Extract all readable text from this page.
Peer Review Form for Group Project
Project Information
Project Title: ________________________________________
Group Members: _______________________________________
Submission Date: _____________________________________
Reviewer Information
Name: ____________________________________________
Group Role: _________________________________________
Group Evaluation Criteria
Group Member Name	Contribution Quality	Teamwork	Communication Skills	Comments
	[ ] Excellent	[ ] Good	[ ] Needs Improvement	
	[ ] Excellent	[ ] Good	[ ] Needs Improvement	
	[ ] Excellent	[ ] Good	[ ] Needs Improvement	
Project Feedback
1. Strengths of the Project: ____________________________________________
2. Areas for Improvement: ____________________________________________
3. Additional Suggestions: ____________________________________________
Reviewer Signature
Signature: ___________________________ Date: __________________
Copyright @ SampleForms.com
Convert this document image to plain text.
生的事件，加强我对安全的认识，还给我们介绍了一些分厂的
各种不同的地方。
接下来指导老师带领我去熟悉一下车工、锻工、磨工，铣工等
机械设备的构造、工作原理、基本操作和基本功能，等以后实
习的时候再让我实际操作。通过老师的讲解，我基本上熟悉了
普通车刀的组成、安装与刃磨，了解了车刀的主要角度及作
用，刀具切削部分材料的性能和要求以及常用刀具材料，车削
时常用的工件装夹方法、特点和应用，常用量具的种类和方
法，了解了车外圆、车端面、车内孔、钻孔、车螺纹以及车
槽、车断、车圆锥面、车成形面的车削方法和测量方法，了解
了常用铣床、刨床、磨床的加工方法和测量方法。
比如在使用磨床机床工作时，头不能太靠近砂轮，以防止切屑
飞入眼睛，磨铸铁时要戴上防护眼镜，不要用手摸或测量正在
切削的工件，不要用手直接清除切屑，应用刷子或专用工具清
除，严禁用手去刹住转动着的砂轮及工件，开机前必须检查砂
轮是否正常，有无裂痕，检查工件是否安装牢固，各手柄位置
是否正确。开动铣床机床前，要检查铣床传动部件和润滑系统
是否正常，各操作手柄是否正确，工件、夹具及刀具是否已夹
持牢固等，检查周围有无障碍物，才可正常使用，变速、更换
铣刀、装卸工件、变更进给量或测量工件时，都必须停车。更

+++

**TASK DESCRIPTION**
Produce a verbatim transcription of the entries above.

**RESPONSE TO THIS EXERCISE**
Extract all readable text from this page.
Peer Review Form for Group Project
Project Information
Project Title: ________________________________________
Group Members: _______________________________________
Submission Date: _____________________________________
Reviewer Information
Name: ____________________________________________
Group Role: _________________________________________
Group Evaluation Criteria
Group Member Name	Contribution Quality	Teamwork	Communication Skills	Comments
	[ ] Excellent	[ ] Good	[ ] Needs Improvement	
	[ ] Excellent	[ ] Good	[ ] Needs Improvement	
	[ ] Excellent	[ ] Good	[ ] Needs Improvement	
Project Feedback
1. Strengths of the Project: ____________________________________________
2. Areas for Improvement: ____________________________________________
3. Additional Suggestions: ____________________________________________
Reviewer Signature
Signature: ___________________________ Date: __________________
Copyright @ SampleForms.com
Convert this document image to plain text.
生的事件，加强我对安全的认识，还给我们介绍了一些分厂的
各种不同的地方。
接下来指导老师带领我去熟悉一下车工、锻工、磨工，铣工等
机械设备的构造、工作原理、基本操作和基本功能，等以后实
习的时候再让我实际操作。通过老师的讲解，我基本上熟悉了
普通车刀的组成、安装与刃磨，了解了车刀的主要角度及作
用，刀具切削部分材料的性能和要求以及常用刀具材料，车削
时常用的工件装夹方法、特点和应用，常用量具的种类和方
法，了解了车外圆、车端面、车内孔、钻孔、车螺纹以及车
槽、车断、车圆锥面、车成形面的车削方法和测量方法，了解
了常用铣床、刨床、磨床的加工方法和测量方法。
比如在使用磨床机床工作时，头不能太靠近砂轮，以防止切屑
飞入眼睛，磨铸铁时要戴上防护眼镜，不要用手摸或测量正在
切削的工件，不要用手直接清除切屑，应用刷子或专用工具清
除，严禁用手去刹住转动着的砂轮及工件，开机前必须检查砂
轮是否正常，有无裂痕，检查工件是否安装牢固，各手柄位置
是否正确。开动铣床机床前，要检查铣床传动部件和润滑系统
是否正常，各操作手柄是否正确，工件、夹具及刀具是否已夹
持牢固等，检查周围有无障碍物，才可正常使用，变速、更换
铣刀、装卸工件、变更进给量或测量工件时，都必须停车。更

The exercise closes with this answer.